What to produce>
Locate the word "JSON" in the material, then show every line that holds it.

Dataset records>
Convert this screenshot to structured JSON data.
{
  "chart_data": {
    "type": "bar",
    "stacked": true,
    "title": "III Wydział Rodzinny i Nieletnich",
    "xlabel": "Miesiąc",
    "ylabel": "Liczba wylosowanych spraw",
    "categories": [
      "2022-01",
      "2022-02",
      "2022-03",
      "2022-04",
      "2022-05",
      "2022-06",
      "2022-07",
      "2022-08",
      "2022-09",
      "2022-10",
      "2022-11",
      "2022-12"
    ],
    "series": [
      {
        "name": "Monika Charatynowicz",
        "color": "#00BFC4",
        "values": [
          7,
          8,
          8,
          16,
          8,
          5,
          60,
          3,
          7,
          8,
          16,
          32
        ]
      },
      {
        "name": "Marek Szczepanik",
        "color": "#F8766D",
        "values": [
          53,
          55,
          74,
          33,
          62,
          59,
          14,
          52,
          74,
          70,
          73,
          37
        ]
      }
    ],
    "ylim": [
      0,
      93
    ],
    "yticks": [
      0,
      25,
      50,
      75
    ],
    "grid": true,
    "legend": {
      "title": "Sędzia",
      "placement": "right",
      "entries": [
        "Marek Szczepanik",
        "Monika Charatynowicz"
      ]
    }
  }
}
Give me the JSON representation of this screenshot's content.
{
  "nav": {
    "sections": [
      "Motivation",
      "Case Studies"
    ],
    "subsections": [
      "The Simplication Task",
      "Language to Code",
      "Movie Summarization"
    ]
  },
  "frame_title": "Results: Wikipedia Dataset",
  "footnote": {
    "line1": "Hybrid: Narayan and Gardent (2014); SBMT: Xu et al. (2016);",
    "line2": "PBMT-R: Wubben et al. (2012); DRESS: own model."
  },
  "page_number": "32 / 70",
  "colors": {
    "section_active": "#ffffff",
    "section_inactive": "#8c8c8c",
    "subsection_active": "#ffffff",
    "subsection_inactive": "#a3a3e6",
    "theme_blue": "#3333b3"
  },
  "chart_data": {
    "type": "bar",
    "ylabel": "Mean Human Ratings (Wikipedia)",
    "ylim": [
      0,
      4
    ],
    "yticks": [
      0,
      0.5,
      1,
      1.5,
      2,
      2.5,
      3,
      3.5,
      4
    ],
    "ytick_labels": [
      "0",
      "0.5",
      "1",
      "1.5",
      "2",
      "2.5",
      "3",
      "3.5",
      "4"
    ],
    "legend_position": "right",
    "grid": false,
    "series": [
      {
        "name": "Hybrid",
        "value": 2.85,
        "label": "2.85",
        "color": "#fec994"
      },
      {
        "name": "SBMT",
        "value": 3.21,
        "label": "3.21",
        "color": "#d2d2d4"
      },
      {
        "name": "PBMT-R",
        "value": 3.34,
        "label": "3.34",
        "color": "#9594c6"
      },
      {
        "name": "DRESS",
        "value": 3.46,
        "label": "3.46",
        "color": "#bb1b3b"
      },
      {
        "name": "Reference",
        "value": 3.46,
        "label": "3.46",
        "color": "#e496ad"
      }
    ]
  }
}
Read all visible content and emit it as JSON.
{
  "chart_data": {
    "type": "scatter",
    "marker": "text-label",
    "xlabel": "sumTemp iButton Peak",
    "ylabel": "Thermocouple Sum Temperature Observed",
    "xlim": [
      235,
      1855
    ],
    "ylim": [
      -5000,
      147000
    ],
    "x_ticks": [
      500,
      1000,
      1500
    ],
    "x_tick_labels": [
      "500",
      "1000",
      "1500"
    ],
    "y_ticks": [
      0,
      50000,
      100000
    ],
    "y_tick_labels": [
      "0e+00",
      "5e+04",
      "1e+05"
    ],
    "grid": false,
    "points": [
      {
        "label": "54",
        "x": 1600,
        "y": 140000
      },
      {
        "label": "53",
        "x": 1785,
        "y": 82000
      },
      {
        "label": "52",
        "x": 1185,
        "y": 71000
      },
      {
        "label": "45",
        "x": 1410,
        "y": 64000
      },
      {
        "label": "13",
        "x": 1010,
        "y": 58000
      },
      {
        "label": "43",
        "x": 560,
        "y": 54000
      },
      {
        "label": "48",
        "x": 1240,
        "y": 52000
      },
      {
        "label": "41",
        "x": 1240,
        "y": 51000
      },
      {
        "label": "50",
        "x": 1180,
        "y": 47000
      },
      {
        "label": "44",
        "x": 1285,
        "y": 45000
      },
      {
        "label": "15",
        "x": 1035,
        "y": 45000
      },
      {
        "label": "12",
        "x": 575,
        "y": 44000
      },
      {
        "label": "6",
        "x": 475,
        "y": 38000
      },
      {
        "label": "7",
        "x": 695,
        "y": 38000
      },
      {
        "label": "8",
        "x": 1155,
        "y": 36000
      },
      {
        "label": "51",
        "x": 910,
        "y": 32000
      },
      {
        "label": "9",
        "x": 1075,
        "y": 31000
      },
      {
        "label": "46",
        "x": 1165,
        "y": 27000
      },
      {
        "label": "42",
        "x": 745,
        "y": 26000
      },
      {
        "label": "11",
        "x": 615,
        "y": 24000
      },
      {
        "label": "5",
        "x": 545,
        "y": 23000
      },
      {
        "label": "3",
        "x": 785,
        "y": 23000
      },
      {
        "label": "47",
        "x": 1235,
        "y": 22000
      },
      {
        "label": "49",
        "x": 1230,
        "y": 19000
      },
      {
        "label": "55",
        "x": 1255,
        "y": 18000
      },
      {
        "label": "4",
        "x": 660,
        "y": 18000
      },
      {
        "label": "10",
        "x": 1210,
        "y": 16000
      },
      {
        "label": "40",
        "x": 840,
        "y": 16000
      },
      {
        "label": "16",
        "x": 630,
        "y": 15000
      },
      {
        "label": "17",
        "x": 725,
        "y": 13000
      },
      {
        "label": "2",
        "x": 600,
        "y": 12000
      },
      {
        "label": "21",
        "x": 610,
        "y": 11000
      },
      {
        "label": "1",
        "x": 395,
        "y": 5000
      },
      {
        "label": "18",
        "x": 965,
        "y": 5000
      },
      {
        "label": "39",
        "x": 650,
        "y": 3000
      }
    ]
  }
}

Right answer>
Convert this screenshot to structured JSON data.
Give me the JSON representation of this screenshot's content.
Read all visible content and emit it as JSON.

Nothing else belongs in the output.